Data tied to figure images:
════════════════════

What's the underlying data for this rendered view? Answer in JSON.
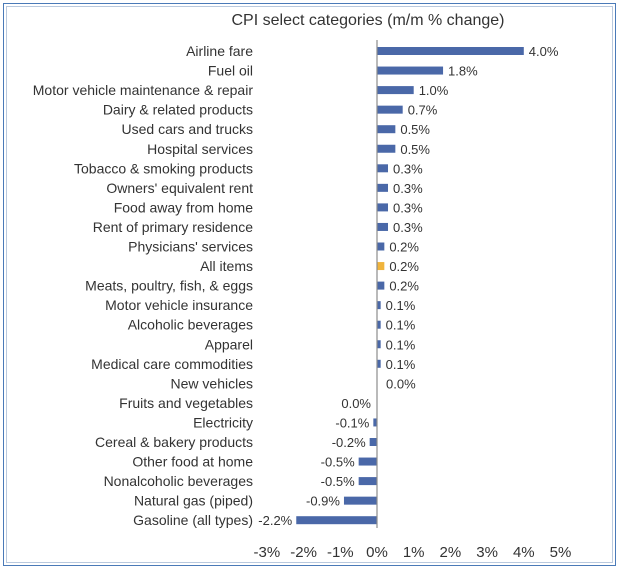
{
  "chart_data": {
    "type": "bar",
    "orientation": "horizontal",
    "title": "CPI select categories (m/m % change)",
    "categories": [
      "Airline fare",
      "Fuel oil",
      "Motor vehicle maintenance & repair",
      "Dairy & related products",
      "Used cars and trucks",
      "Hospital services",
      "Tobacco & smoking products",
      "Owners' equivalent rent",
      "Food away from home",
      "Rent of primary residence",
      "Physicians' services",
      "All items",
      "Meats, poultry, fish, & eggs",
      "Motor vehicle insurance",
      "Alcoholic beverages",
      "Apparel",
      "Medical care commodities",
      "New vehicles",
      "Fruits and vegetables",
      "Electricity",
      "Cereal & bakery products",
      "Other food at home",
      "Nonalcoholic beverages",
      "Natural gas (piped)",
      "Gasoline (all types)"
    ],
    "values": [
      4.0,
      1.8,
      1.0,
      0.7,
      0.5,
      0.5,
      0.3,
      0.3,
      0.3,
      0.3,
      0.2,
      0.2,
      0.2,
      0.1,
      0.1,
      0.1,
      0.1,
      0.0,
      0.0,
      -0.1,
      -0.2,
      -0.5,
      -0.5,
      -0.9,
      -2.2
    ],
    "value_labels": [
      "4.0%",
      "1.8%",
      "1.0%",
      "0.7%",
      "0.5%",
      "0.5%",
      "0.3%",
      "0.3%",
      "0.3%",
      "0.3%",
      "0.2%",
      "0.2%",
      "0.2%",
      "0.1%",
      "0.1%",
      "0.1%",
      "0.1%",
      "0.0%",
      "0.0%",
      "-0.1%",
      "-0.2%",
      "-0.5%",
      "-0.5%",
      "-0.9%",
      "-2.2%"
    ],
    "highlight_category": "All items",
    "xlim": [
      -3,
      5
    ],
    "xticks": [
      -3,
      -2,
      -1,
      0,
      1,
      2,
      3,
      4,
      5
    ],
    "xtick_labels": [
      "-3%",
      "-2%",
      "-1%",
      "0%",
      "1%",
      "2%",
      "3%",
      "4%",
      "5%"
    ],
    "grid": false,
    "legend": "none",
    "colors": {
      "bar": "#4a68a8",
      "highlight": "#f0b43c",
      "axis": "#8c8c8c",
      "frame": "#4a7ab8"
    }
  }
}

════════════════════

SET EXERCISE:
Respond with nothing but the number of lines in the entries that contain the string "services".

OUTPUT FOR THIS EXERCISE:
2